> Work to be completed:
Quote the full listing word for word.

Extracts from a graphics dataset:
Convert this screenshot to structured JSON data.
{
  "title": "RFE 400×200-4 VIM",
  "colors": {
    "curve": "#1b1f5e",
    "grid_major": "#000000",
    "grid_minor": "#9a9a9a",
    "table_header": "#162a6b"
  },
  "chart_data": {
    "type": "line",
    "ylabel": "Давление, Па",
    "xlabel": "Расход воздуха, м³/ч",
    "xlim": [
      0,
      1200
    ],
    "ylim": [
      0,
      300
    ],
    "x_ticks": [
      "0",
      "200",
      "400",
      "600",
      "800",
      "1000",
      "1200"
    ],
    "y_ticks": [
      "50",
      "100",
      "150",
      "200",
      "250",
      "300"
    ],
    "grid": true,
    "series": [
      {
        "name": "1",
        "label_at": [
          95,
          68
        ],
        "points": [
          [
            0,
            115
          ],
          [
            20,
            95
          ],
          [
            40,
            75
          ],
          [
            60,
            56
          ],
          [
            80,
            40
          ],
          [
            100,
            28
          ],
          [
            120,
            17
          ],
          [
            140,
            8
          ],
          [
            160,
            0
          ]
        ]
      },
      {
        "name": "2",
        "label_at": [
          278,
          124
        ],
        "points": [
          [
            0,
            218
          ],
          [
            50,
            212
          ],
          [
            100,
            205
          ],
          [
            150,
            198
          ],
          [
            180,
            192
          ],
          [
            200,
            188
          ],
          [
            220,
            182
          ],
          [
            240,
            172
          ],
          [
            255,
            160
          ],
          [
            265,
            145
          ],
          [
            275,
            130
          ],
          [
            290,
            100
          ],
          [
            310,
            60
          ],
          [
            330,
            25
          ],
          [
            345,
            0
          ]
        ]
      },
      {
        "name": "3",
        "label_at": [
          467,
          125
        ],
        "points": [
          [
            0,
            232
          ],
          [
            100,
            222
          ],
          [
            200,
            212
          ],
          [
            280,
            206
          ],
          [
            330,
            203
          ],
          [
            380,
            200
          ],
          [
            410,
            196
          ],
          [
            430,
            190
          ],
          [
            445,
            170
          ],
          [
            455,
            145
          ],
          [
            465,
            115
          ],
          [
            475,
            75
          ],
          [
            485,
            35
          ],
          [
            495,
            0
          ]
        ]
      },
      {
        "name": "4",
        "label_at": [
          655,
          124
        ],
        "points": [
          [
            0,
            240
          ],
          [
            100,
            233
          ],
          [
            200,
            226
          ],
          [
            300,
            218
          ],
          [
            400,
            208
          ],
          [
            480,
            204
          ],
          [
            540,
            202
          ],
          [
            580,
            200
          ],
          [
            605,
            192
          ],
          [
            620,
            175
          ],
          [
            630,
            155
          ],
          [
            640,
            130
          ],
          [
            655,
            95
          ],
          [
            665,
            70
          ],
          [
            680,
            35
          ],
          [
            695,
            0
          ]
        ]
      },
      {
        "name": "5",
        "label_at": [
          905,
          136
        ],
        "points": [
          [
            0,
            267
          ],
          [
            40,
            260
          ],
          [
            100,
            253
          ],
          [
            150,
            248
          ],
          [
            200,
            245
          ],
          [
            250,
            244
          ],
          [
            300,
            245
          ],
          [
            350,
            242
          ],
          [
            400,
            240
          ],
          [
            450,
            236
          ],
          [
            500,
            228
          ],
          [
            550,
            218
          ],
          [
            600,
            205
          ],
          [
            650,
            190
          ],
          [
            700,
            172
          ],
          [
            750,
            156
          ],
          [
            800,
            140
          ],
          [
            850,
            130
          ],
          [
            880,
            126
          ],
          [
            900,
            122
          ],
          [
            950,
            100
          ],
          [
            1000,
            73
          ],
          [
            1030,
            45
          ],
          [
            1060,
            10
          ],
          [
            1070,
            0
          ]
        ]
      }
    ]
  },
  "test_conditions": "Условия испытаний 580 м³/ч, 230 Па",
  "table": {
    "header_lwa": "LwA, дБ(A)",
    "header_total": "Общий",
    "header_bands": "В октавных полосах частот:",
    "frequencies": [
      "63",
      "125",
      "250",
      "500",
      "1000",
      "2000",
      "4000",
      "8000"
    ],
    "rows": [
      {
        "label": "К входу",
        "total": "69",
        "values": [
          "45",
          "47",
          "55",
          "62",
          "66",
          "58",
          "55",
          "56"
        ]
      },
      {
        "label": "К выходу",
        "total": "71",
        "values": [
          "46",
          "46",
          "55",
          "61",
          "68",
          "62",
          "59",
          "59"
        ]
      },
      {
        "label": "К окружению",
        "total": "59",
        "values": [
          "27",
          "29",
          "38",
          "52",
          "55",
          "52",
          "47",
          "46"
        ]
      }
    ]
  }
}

> Exercise result:
Convert this screenshot to structured JSON data.
{
  "title": "RFE 400×200-4 VIM",
  "colors": {
    "curve": "#1b1f5e",
    "grid_major": "#000000",
    "grid_minor": "#9a9a9a",
    "table_header": "#162a6b"
  },
  "chart_data": {
    "type": "line",
    "ylabel": "Давление, Па",
    "xlabel": "Расход воздуха, м³/ч",
    "xlim": [
      0,
      1200
    ],
    "ylim": [
      0,
      300
    ],
    "x_ticks": [
      "0",
      "200",
      "400",
      "600",
      "800",
      "1000",
      "1200"
    ],
    "y_ticks": [
      "50",
      "100",
      "150",
      "200",
      "250",
      "300"
    ],
    "grid": true,
    "series": [
      {
        "name": "1",
        "label_at": [
          95,
          68
        ],
        "points": [
          [
            0,
            115
          ],
          [
            20,
            95
          ],
          [
            40,
            75
          ],
          [
            60,
            56
          ],
          [
            80,
            40
          ],
          [
            100,
            28
          ],
          [
            120,
            17
          ],
          [
            140,
            8
          ],
          [
            160,
            0
          ]
        ]
      },
      {
        "name": "2",
        "label_at": [
          278,
          124
        ],
        "points": [
          [
            0,
            218
          ],
          [
            50,
            212
          ],
          [
            100,
            205
          ],
          [
            150,
            198
          ],
          [
            180,
            192
          ],
          [
            200,
            188
          ],
          [
            220,
            182
          ],
          [
            240,
            172
          ],
          [
            255,
            160
          ],
          [
            265,
            145
          ],
          [
            275,
            130
          ],
          [
            290,
            100
          ],
          [
            310,
            60
          ],
          [
            330,
            25
          ],
          [
            345,
            0
          ]
        ]
      },
      {
        "name": "3",
        "label_at": [
          467,
          125
        ],
        "points": [
          [
            0,
            232
          ],
          [
            100,
            222
          ],
          [
            200,
            212
          ],
          [
            280,
            206
          ],
          [
            330,
            203
          ],
          [
            380,
            200
          ],
          [
            410,
            196
          ],
          [
            430,
            190
          ],
          [
            445,
            170
          ],
          [
            455,
            145
          ],
          [
            465,
            115
          ],
          [
            475,
            75
          ],
          [
            485,
            35
          ],
          [
            495,
            0
          ]
        ]
      },
      {
        "name": "4",
        "label_at": [
          655,
          124
        ],
        "points": [
          [
            0,
            240
          ],
          [
            100,
            233
          ],
          [
            200,
            226
          ],
          [
            300,
            218
          ],
          [
            400,
            208
          ],
          [
            480,
            204
          ],
          [
            540,
            202
          ],
          [
            580,
            200
          ],
          [
            605,
            192
          ],
          [
            620,
            175
          ],
          [
            630,
            155
          ],
          [
            640,
            130
          ],
          [
            655,
            95
          ],
          [
            665,
            70
          ],
          [
            680,
            35
          ],
          [
            695,
            0
          ]
        ]
      },
      {
        "name": "5",
        "label_at": [
          905,
          136
        ],
        "points": [
          [
            0,
            267
          ],
          [
            40,
            260
          ],
          [
            100,
            253
          ],
          [
            150,
            248
          ],
          [
            200,
            245
          ],
          [
            250,
            244
          ],
          [
            300,
            245
          ],
          [
            350,
            242
          ],
          [
            400,
            240
          ],
          [
            450,
            236
          ],
          [
            500,
            228
          ],
          [
            550,
            218
          ],
          [
            600,
            205
          ],
          [
            650,
            190
          ],
          [
            700,
            172
          ],
          [
            750,
            156
          ],
          [
            800,
            140
          ],
          [
            850,
            130
          ],
          [
            880,
            126
          ],
          [
            900,
            122
          ],
          [
            950,
            100
          ],
          [
            1000,
            73
          ],
          [
            1030,
            45
          ],
          [
            1060,
            10
          ],
          [
            1070,
            0
          ]
        ]
      }
    ]
  },
  "test_conditions": "Условия испытаний 580 м³/ч, 230 Па",
  "table": {
    "header_lwa": "LwA, дБ(A)",
    "header_total": "Общий",
    "header_bands": "В октавных полосах частот:",
    "frequencies": [
      "63",
      "125",
      "250",
      "500",
      "1000",
      "2000",
      "4000",
      "8000"
    ],
    "rows": [
      {
        "label": "К входу",
        "total": "69",
        "values": [
          "45",
          "47",
          "55",
          "62",
          "66",
          "58",
          "55",
          "56"
        ]
      },
      {
        "label": "К выходу",
        "total": "71",
        "values": [
          "46",
          "46",
          "55",
          "61",
          "68",
          "62",
          "59",
          "59"
        ]
      },
      {
        "label": "К окружению",
        "total": "59",
        "values": [
          "27",
          "29",
          "38",
          "52",
          "55",
          "52",
          "47",
          "46"
        ]
      }
    ]
  }
}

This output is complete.